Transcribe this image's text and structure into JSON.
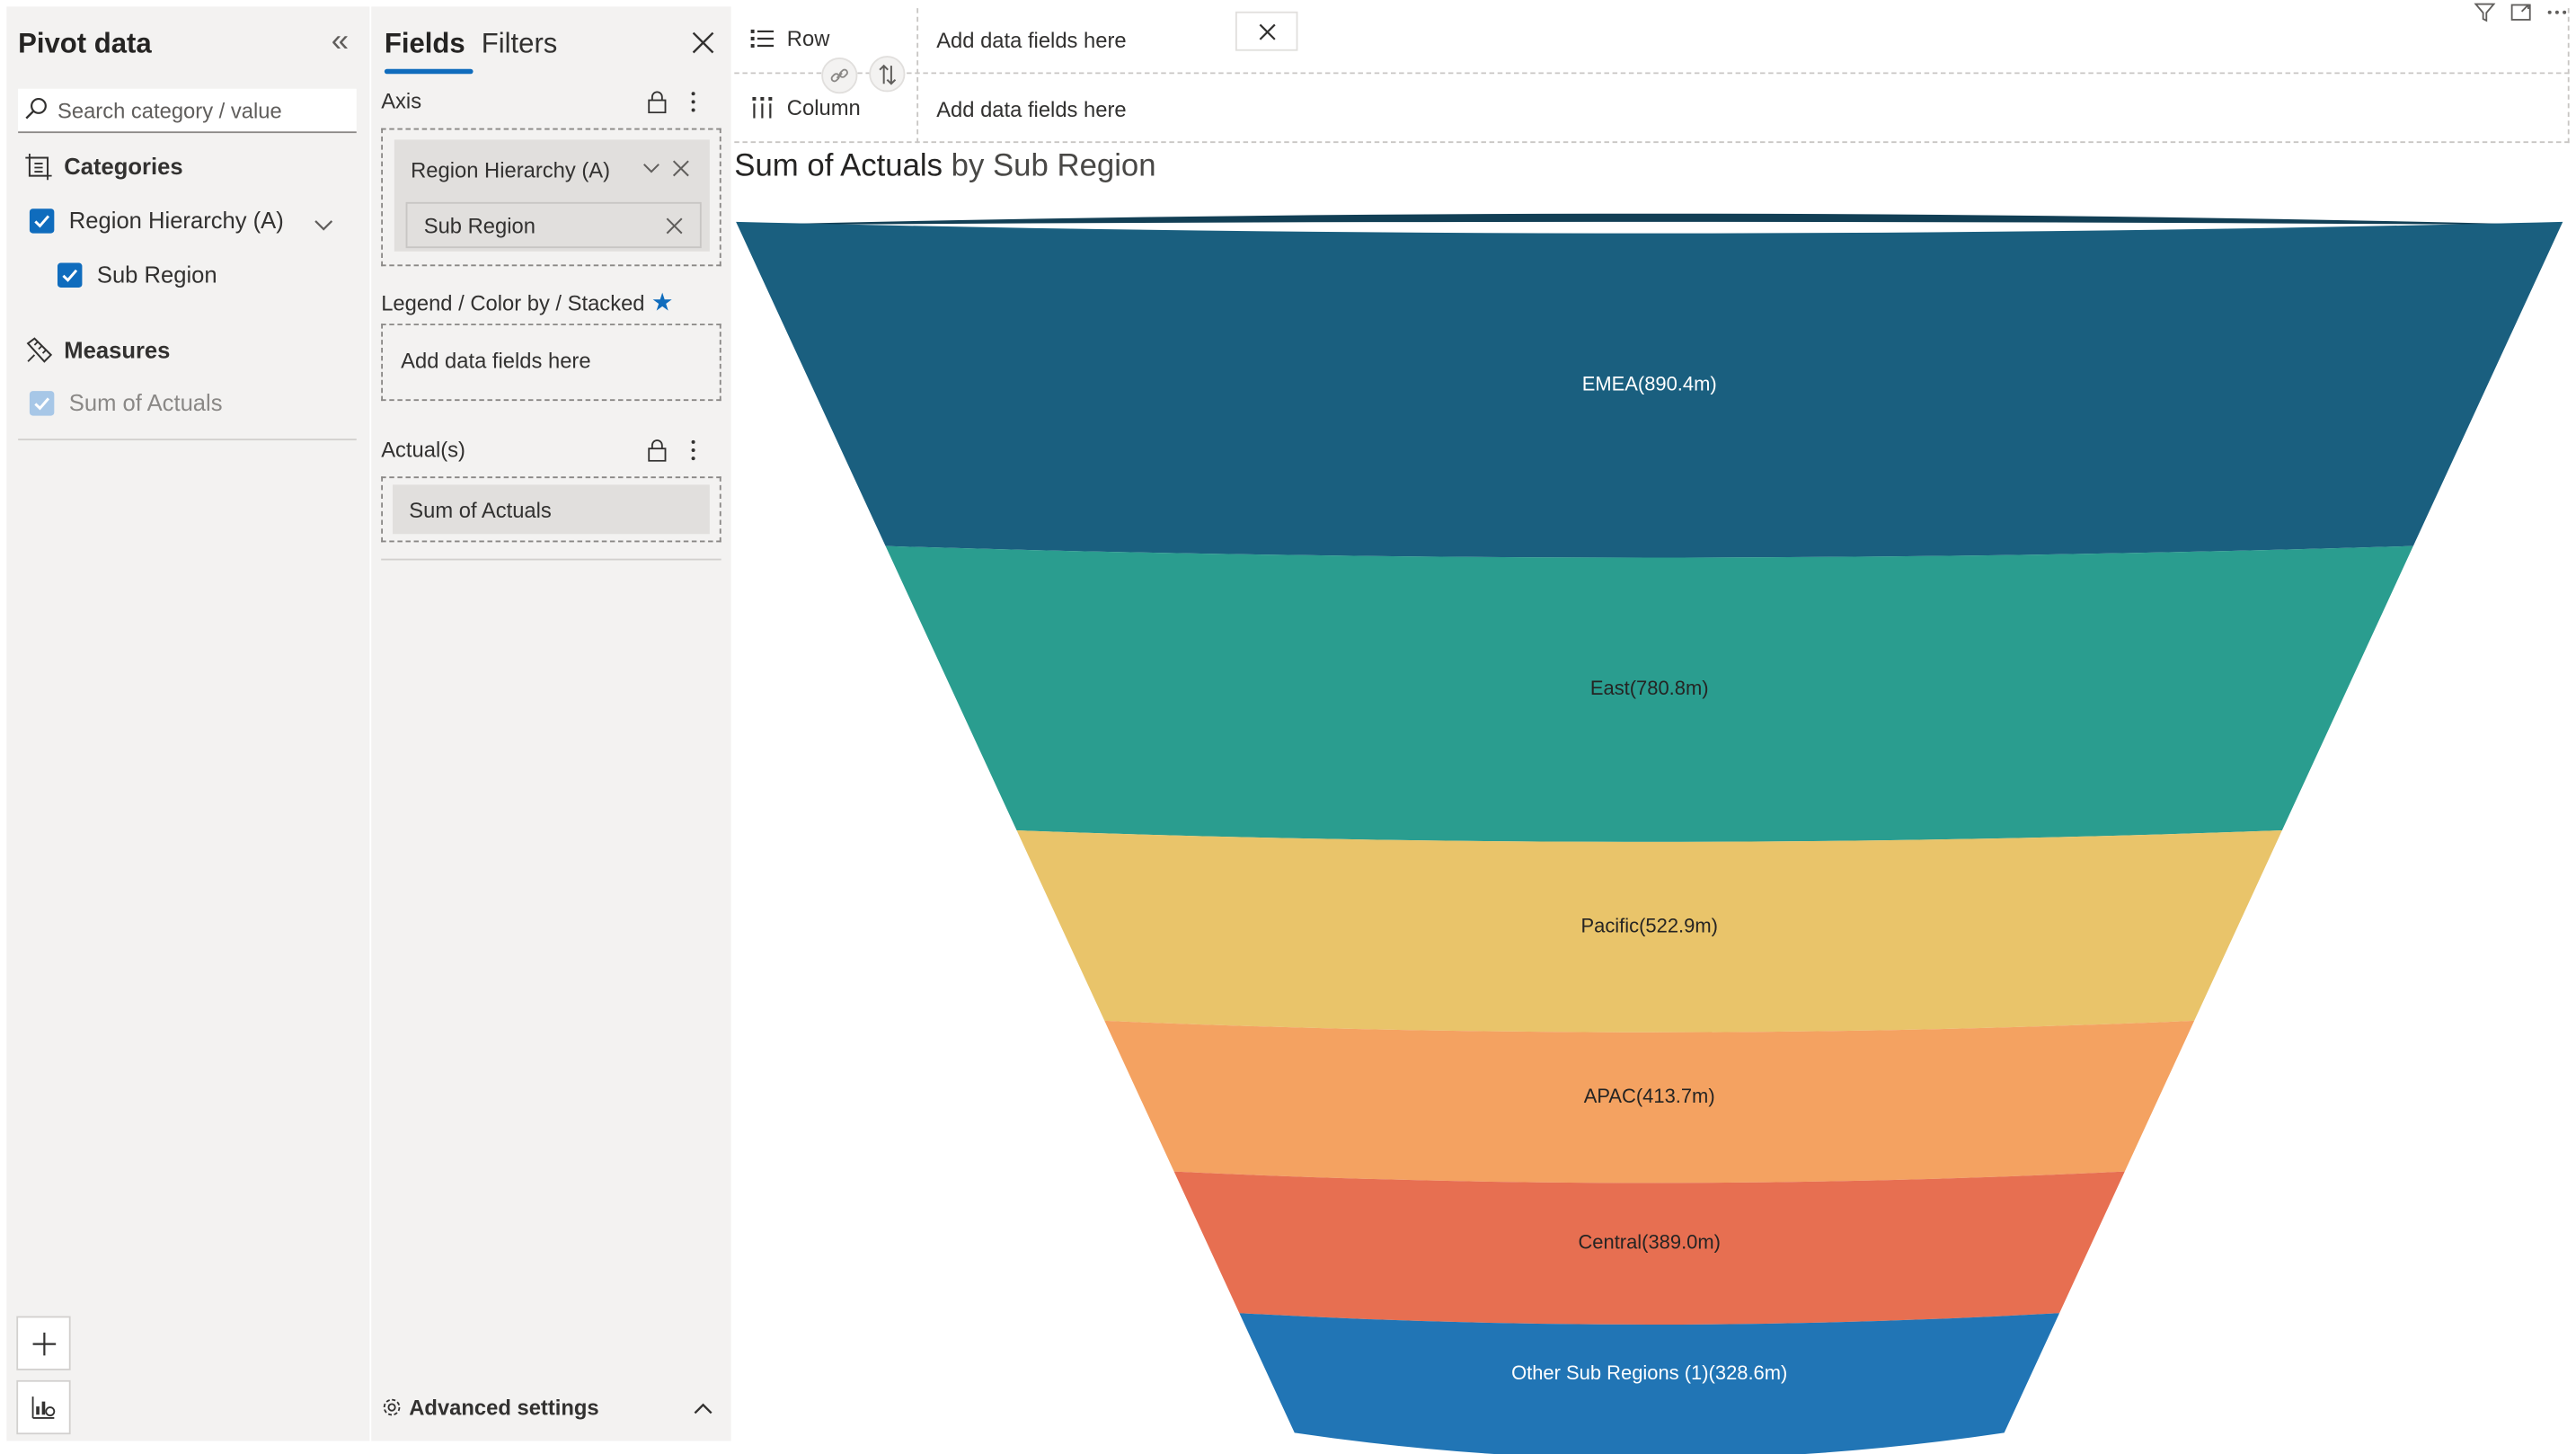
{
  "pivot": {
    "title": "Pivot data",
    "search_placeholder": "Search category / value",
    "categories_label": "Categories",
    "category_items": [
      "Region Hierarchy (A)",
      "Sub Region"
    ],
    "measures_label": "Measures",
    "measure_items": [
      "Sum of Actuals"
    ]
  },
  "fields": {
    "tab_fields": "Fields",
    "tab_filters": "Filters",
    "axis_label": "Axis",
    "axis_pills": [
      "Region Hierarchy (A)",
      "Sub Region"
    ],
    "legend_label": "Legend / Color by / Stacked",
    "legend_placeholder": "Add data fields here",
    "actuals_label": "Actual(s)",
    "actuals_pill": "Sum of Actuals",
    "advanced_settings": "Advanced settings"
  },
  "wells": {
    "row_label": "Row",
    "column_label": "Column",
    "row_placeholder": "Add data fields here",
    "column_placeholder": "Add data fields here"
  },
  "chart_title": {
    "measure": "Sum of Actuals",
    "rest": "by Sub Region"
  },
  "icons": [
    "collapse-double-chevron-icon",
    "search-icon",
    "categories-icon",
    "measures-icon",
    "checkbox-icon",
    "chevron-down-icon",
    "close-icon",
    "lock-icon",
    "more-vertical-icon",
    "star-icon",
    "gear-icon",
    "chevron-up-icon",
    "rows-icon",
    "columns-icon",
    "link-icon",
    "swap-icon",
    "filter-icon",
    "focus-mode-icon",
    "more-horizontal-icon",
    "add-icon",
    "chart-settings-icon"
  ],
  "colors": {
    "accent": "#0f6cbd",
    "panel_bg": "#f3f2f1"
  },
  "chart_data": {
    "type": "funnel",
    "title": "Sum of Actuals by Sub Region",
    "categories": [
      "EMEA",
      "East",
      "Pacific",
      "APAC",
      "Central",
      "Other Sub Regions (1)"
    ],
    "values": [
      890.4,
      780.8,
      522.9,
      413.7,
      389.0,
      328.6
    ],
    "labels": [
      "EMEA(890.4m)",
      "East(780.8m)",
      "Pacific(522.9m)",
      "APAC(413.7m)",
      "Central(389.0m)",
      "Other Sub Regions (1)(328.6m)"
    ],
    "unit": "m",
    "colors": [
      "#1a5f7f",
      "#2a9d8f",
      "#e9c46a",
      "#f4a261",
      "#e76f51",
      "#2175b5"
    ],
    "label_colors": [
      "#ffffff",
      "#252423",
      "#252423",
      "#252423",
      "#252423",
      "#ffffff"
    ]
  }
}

·····

:: WHAT IS NEEDED ::
Omit the pictures, then quote the rest of the material above exactly.

:: RESULT OF THIS EXERCISE ::
Transcribe this image's text and structure into JSON.
{
  "pivot": {
    "title": "Pivot data",
    "search_placeholder": "Search category / value",
    "categories_label": "Categories",
    "category_items": [
      "Region Hierarchy (A)",
      "Sub Region"
    ],
    "measures_label": "Measures",
    "measure_items": [
      "Sum of Actuals"
    ]
  },
  "fields": {
    "tab_fields": "Fields",
    "tab_filters": "Filters",
    "axis_label": "Axis",
    "axis_pills": [
      "Region Hierarchy (A)",
      "Sub Region"
    ],
    "legend_label": "Legend / Color by / Stacked",
    "legend_placeholder": "Add data fields here",
    "actuals_label": "Actual(s)",
    "actuals_pill": "Sum of Actuals",
    "advanced_settings": "Advanced settings"
  },
  "wells": {
    "row_label": "Row",
    "column_label": "Column",
    "row_placeholder": "Add data fields here",
    "column_placeholder": "Add data fields here"
  },
  "chart_title": {
    "measure": "Sum of Actuals",
    "rest": "by Sub Region"
  },
  "icons": [
    "collapse-double-chevron-icon",
    "search-icon",
    "categories-icon",
    "measures-icon",
    "checkbox-icon",
    "chevron-down-icon",
    "close-icon",
    "lock-icon",
    "more-vertical-icon",
    "star-icon",
    "gear-icon",
    "chevron-up-icon",
    "rows-icon",
    "columns-icon",
    "link-icon",
    "swap-icon",
    "filter-icon",
    "focus-mode-icon",
    "more-horizontal-icon",
    "add-icon",
    "chart-settings-icon"
  ],
  "colors": {
    "accent": "#0f6cbd",
    "panel_bg": "#f3f2f1"
  },
  "chart_data": {
    "type": "funnel",
    "title": "Sum of Actuals by Sub Region",
    "categories": [
      "EMEA",
      "East",
      "Pacific",
      "APAC",
      "Central",
      "Other Sub Regions (1)"
    ],
    "values": [
      890.4,
      780.8,
      522.9,
      413.7,
      389.0,
      328.6
    ],
    "labels": [
      "EMEA(890.4m)",
      "East(780.8m)",
      "Pacific(522.9m)",
      "APAC(413.7m)",
      "Central(389.0m)",
      "Other Sub Regions (1)(328.6m)"
    ],
    "unit": "m",
    "colors": [
      "#1a5f7f",
      "#2a9d8f",
      "#e9c46a",
      "#f4a261",
      "#e76f51",
      "#2175b5"
    ],
    "label_colors": [
      "#ffffff",
      "#252423",
      "#252423",
      "#252423",
      "#252423",
      "#ffffff"
    ]
  }
}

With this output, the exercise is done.